[START DATASET ROWS]

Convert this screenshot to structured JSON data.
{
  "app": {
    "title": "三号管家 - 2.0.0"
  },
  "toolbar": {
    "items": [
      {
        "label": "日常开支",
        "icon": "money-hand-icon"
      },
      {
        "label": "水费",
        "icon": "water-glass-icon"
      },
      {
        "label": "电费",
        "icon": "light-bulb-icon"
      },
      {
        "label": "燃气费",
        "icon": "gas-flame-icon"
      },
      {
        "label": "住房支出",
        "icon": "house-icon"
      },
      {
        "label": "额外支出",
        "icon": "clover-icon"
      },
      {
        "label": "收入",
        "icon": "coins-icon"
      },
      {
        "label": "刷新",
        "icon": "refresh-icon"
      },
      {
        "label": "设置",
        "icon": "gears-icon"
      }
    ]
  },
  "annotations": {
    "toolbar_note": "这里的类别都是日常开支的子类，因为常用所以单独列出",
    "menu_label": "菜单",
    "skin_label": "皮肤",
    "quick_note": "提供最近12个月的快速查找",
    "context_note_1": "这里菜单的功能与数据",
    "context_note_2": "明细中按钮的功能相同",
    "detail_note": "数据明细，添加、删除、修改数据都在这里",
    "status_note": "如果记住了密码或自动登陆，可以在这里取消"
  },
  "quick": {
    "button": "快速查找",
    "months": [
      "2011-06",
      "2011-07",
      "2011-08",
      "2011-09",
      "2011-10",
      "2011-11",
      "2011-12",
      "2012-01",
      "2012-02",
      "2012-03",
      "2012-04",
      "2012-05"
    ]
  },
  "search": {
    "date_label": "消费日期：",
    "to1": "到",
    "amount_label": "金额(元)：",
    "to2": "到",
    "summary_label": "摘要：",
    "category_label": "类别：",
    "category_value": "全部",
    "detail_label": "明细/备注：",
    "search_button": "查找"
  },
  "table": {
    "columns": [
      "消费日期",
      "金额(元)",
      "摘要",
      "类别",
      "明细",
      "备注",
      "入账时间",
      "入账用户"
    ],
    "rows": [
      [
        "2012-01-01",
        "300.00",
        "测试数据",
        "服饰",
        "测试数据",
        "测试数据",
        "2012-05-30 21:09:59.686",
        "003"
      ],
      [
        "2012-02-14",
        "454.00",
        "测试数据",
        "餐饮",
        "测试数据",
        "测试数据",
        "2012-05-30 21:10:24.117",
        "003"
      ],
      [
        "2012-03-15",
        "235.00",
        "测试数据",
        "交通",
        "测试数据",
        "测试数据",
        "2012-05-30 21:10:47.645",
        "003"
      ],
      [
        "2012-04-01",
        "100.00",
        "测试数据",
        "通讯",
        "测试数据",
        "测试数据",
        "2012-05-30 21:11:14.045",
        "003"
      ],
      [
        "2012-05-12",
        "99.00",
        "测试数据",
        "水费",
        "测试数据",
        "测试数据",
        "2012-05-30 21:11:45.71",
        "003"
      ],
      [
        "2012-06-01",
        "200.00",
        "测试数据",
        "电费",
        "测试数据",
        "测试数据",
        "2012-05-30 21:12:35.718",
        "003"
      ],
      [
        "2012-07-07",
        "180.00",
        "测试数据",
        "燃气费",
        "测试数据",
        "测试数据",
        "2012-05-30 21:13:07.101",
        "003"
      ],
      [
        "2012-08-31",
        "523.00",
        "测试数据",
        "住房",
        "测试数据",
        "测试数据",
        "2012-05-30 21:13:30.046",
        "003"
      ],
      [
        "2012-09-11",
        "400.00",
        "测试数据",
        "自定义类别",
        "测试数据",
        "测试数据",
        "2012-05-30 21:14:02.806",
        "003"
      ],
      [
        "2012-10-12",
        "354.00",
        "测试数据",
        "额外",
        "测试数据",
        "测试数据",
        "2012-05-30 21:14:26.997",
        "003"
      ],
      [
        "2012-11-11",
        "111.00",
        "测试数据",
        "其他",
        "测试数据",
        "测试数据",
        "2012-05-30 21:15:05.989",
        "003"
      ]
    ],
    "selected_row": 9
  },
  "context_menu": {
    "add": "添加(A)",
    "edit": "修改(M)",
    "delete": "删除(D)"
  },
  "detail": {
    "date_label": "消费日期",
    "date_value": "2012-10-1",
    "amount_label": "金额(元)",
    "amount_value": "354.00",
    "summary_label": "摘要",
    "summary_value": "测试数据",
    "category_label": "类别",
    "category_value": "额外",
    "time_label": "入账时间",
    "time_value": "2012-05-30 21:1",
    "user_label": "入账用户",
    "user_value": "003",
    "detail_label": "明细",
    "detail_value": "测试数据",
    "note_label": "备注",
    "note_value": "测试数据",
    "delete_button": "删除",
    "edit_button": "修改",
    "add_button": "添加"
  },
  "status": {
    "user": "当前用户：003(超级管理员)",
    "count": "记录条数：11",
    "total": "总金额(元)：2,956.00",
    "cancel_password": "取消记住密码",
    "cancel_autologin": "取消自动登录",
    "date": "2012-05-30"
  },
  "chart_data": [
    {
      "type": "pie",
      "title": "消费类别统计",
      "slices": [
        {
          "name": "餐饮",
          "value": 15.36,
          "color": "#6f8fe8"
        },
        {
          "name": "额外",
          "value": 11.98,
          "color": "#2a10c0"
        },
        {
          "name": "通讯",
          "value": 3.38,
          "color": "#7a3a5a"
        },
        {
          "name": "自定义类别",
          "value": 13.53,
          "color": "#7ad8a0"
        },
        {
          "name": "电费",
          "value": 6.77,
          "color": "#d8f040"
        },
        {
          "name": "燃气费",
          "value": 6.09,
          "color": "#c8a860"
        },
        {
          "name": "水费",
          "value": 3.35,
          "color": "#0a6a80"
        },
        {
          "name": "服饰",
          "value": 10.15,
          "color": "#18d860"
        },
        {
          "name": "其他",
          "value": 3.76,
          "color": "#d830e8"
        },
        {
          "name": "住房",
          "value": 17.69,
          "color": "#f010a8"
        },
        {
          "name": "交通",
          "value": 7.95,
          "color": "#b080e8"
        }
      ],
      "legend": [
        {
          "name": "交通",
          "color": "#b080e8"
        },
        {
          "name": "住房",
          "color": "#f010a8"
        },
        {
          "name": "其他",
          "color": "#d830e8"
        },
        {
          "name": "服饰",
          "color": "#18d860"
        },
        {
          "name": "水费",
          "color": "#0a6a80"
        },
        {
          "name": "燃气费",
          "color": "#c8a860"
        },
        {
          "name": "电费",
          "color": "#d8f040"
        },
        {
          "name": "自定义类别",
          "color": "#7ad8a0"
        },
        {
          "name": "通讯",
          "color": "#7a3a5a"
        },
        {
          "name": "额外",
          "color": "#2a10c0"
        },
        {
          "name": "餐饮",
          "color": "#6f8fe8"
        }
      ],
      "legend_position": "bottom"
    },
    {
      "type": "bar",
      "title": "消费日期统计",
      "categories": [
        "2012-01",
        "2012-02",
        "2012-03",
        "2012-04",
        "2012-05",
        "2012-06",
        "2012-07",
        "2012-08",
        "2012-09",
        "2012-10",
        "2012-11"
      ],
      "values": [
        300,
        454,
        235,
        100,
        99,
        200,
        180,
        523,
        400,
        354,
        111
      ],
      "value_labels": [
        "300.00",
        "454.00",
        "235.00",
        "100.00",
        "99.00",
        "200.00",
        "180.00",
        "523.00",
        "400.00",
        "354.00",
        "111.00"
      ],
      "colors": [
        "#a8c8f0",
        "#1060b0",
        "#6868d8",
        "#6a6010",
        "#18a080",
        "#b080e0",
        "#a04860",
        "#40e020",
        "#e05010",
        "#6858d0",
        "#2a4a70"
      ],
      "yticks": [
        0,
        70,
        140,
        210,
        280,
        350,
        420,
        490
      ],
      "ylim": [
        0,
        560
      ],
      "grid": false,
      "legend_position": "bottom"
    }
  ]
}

[END DATASET ROWS]

▶ REQUIRED TASK
Pull out each record as written and restate it exactly.

▶ ANSWER TO THIS PROBLEM
Convert this screenshot to structured JSON data.
{
  "app": {
    "title": "三号管家 - 2.0.0"
  },
  "toolbar": {
    "items": [
      {
        "label": "日常开支",
        "icon": "money-hand-icon"
      },
      {
        "label": "水费",
        "icon": "water-glass-icon"
      },
      {
        "label": "电费",
        "icon": "light-bulb-icon"
      },
      {
        "label": "燃气费",
        "icon": "gas-flame-icon"
      },
      {
        "label": "住房支出",
        "icon": "house-icon"
      },
      {
        "label": "额外支出",
        "icon": "clover-icon"
      },
      {
        "label": "收入",
        "icon": "coins-icon"
      },
      {
        "label": "刷新",
        "icon": "refresh-icon"
      },
      {
        "label": "设置",
        "icon": "gears-icon"
      }
    ]
  },
  "annotations": {
    "toolbar_note": "这里的类别都是日常开支的子类，因为常用所以单独列出",
    "menu_label": "菜单",
    "skin_label": "皮肤",
    "quick_note": "提供最近12个月的快速查找",
    "context_note_1": "这里菜单的功能与数据",
    "context_note_2": "明细中按钮的功能相同",
    "detail_note": "数据明细，添加、删除、修改数据都在这里",
    "status_note": "如果记住了密码或自动登陆，可以在这里取消"
  },
  "quick": {
    "button": "快速查找",
    "months": [
      "2011-06",
      "2011-07",
      "2011-08",
      "2011-09",
      "2011-10",
      "2011-11",
      "2011-12",
      "2012-01",
      "2012-02",
      "2012-03",
      "2012-04",
      "2012-05"
    ]
  },
  "search": {
    "date_label": "消费日期：",
    "to1": "到",
    "amount_label": "金额(元)：",
    "to2": "到",
    "summary_label": "摘要：",
    "category_label": "类别：",
    "category_value": "全部",
    "detail_label": "明细/备注：",
    "search_button": "查找"
  },
  "table": {
    "columns": [
      "消费日期",
      "金额(元)",
      "摘要",
      "类别",
      "明细",
      "备注",
      "入账时间",
      "入账用户"
    ],
    "rows": [
      [
        "2012-01-01",
        "300.00",
        "测试数据",
        "服饰",
        "测试数据",
        "测试数据",
        "2012-05-30 21:09:59.686",
        "003"
      ],
      [
        "2012-02-14",
        "454.00",
        "测试数据",
        "餐饮",
        "测试数据",
        "测试数据",
        "2012-05-30 21:10:24.117",
        "003"
      ],
      [
        "2012-03-15",
        "235.00",
        "测试数据",
        "交通",
        "测试数据",
        "测试数据",
        "2012-05-30 21:10:47.645",
        "003"
      ],
      [
        "2012-04-01",
        "100.00",
        "测试数据",
        "通讯",
        "测试数据",
        "测试数据",
        "2012-05-30 21:11:14.045",
        "003"
      ],
      [
        "2012-05-12",
        "99.00",
        "测试数据",
        "水费",
        "测试数据",
        "测试数据",
        "2012-05-30 21:11:45.71",
        "003"
      ],
      [
        "2012-06-01",
        "200.00",
        "测试数据",
        "电费",
        "测试数据",
        "测试数据",
        "2012-05-30 21:12:35.718",
        "003"
      ],
      [
        "2012-07-07",
        "180.00",
        "测试数据",
        "燃气费",
        "测试数据",
        "测试数据",
        "2012-05-30 21:13:07.101",
        "003"
      ],
      [
        "2012-08-31",
        "523.00",
        "测试数据",
        "住房",
        "测试数据",
        "测试数据",
        "2012-05-30 21:13:30.046",
        "003"
      ],
      [
        "2012-09-11",
        "400.00",
        "测试数据",
        "自定义类别",
        "测试数据",
        "测试数据",
        "2012-05-30 21:14:02.806",
        "003"
      ],
      [
        "2012-10-12",
        "354.00",
        "测试数据",
        "额外",
        "测试数据",
        "测试数据",
        "2012-05-30 21:14:26.997",
        "003"
      ],
      [
        "2012-11-11",
        "111.00",
        "测试数据",
        "其他",
        "测试数据",
        "测试数据",
        "2012-05-30 21:15:05.989",
        "003"
      ]
    ],
    "selected_row": 9
  },
  "context_menu": {
    "add": "添加(A)",
    "edit": "修改(M)",
    "delete": "删除(D)"
  },
  "detail": {
    "date_label": "消费日期",
    "date_value": "2012-10-1",
    "amount_label": "金额(元)",
    "amount_value": "354.00",
    "summary_label": "摘要",
    "summary_value": "测试数据",
    "category_label": "类别",
    "category_value": "额外",
    "time_label": "入账时间",
    "time_value": "2012-05-30 21:1",
    "user_label": "入账用户",
    "user_value": "003",
    "detail_label": "明细",
    "detail_value": "测试数据",
    "note_label": "备注",
    "note_value": "测试数据",
    "delete_button": "删除",
    "edit_button": "修改",
    "add_button": "添加"
  },
  "status": {
    "user": "当前用户：003(超级管理员)",
    "count": "记录条数：11",
    "total": "总金额(元)：2,956.00",
    "cancel_password": "取消记住密码",
    "cancel_autologin": "取消自动登录",
    "date": "2012-05-30"
  },
  "chart_data": [
    {
      "type": "pie",
      "title": "消费类别统计",
      "slices": [
        {
          "name": "餐饮",
          "value": 15.36,
          "color": "#6f8fe8"
        },
        {
          "name": "额外",
          "value": 11.98,
          "color": "#2a10c0"
        },
        {
          "name": "通讯",
          "value": 3.38,
          "color": "#7a3a5a"
        },
        {
          "name": "自定义类别",
          "value": 13.53,
          "color": "#7ad8a0"
        },
        {
          "name": "电费",
          "value": 6.77,
          "color": "#d8f040"
        },
        {
          "name": "燃气费",
          "value": 6.09,
          "color": "#c8a860"
        },
        {
          "name": "水费",
          "value": 3.35,
          "color": "#0a6a80"
        },
        {
          "name": "服饰",
          "value": 10.15,
          "color": "#18d860"
        },
        {
          "name": "其他",
          "value": 3.76,
          "color": "#d830e8"
        },
        {
          "name": "住房",
          "value": 17.69,
          "color": "#f010a8"
        },
        {
          "name": "交通",
          "value": 7.95,
          "color": "#b080e8"
        }
      ],
      "legend": [
        {
          "name": "交通",
          "color": "#b080e8"
        },
        {
          "name": "住房",
          "color": "#f010a8"
        },
        {
          "name": "其他",
          "color": "#d830e8"
        },
        {
          "name": "服饰",
          "color": "#18d860"
        },
        {
          "name": "水费",
          "color": "#0a6a80"
        },
        {
          "name": "燃气费",
          "color": "#c8a860"
        },
        {
          "name": "电费",
          "color": "#d8f040"
        },
        {
          "name": "自定义类别",
          "color": "#7ad8a0"
        },
        {
          "name": "通讯",
          "color": "#7a3a5a"
        },
        {
          "name": "额外",
          "color": "#2a10c0"
        },
        {
          "name": "餐饮",
          "color": "#6f8fe8"
        }
      ],
      "legend_position": "bottom"
    },
    {
      "type": "bar",
      "title": "消费日期统计",
      "categories": [
        "2012-01",
        "2012-02",
        "2012-03",
        "2012-04",
        "2012-05",
        "2012-06",
        "2012-07",
        "2012-08",
        "2012-09",
        "2012-10",
        "2012-11"
      ],
      "values": [
        300,
        454,
        235,
        100,
        99,
        200,
        180,
        523,
        400,
        354,
        111
      ],
      "value_labels": [
        "300.00",
        "454.00",
        "235.00",
        "100.00",
        "99.00",
        "200.00",
        "180.00",
        "523.00",
        "400.00",
        "354.00",
        "111.00"
      ],
      "colors": [
        "#a8c8f0",
        "#1060b0",
        "#6868d8",
        "#6a6010",
        "#18a080",
        "#b080e0",
        "#a04860",
        "#40e020",
        "#e05010",
        "#6858d0",
        "#2a4a70"
      ],
      "yticks": [
        0,
        70,
        140,
        210,
        280,
        350,
        420,
        490
      ],
      "ylim": [
        0,
        560
      ],
      "grid": false,
      "legend_position": "bottom"
    }
  ]
}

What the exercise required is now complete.